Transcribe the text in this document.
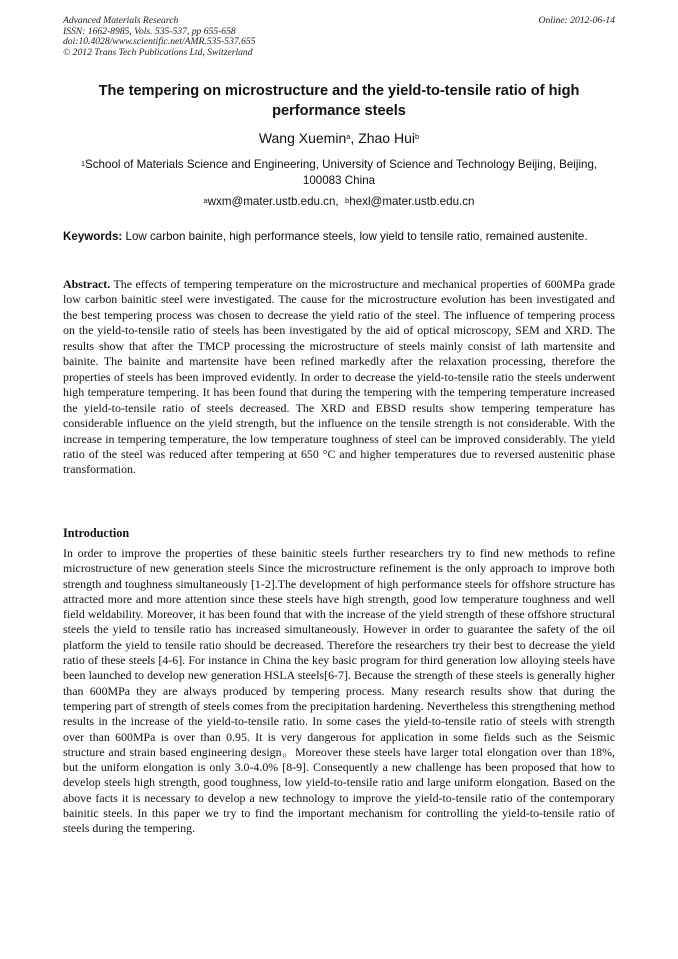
Advanced Materials Research
ISSN: 1662-8985, Vols. 535-537, pp 655-658
doi:10.4028/www.scientific.net/AMR.535-537.655
© 2012 Trans Tech Publications Ltd, Switzerland
Online: 2012-06-14
The tempering on microstructure and the yield-to-tensile ratio of high performance steels
Wang Xuemin$^a$, Zhao Hui$^b$
$^1$School of Materials Science and Engineering, University of Science and Technology Beijing, Beijing, 100083 China
$^a$wxm@mater.ustb.edu.cn, $^b$hexl@mater.ustb.edu.cn
Keywords: Low carbon bainite, high performance steels, low yield to tensile ratio, remained austenite.
Abstract. The effects of tempering temperature on the microstructure and mechanical properties of 600MPa grade low carbon bainitic steel were investigated. The cause for the microstructure evolution has been investigated and the best tempering process was chosen to decrease the yield ratio of the steel. The influence of tempering process on the yield-to-tensile ratio of steels has been investigated by the aid of optical microscopy, SEM and XRD. The results show that after the TMCP processing the microstructure of steels mainly consist of lath martensite and bainite. The bainite and martensite have been refined markedly after the relaxation processing, therefore the properties of steels has been improved evidently. In order to decrease the yield-to-tensile ratio the steels underwent high temperature tempering. It has been found that during the tempering with the tempering temperature increased the yield-to-tensile ratio of steels decreased. The XRD and EBSD results show tempering temperature has considerable influence on the yield strength, but the influence on the tensile strength is not considerable. With the increase in tempering temperature, the low temperature toughness of steel can be improved considerably. The yield ratio of the steel was reduced after tempering at 650 °C and higher temperatures due to reversed austenitic phase transformation.
Introduction
In order to improve the properties of these bainitic steels further researchers try to find new methods to refine microstructure of new generation steels Since the microstructure refinement is the only approach to improve both strength and toughness simultaneously [1-2].The development of high performance steels for offshore structure has attracted more and more attention since these steels have high strength, good low temperature toughness and well field weldability. Moreover, it has been found that with the increase of the yield strength of these offshore structural steels the yield to tensile ratio has increased simultaneously. However in order to guarantee the safety of the oil platform the yield to tensile ratio should be decreased. Therefore the researchers try their best to decrease the yield ratio of these steels [4-6]. For instance in China the key basic program for third generation low alloying steels have been launched to develop new generation HSLA steels[6-7]. Because the strength of these steels is generally higher than 600MPa they are always produced by tempering process. Many research results show that during the tempering part of strength of steels comes from the precipitation hardening. Nevertheless this strengthening method results in the increase of the yield-to-tensile ratio. In some cases the yield-to-tensile ratio of steels with strength over than 600MPa is over than 0.95. It is very dangerous for application in some fields such as the Seismic structure and strain based engineering design。Moreover these steels have larger total elongation over than 18%, but the uniform elongation is only 3.0-4.0% [8-9]. Consequently a new challenge has been proposed that how to develop steels high strength, good toughness, low yield-to-tensile ratio and large uniform elongation. Based on the above facts it is necessary to develop a new technology to improve the yield-to-tensile ratio of the contemporary bainitic steels. In this paper we try to find the important mechanism for controlling the yield-to-tensile ratio of steels during the tempering.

--- The task ---
Where a line holds the string "Materials", copy that line.

--- Answer below ---
Advanced Materials Research
$^1$School of Materials Science and Engineering, University of Science and Technology Beijing, Beijing, 100083 China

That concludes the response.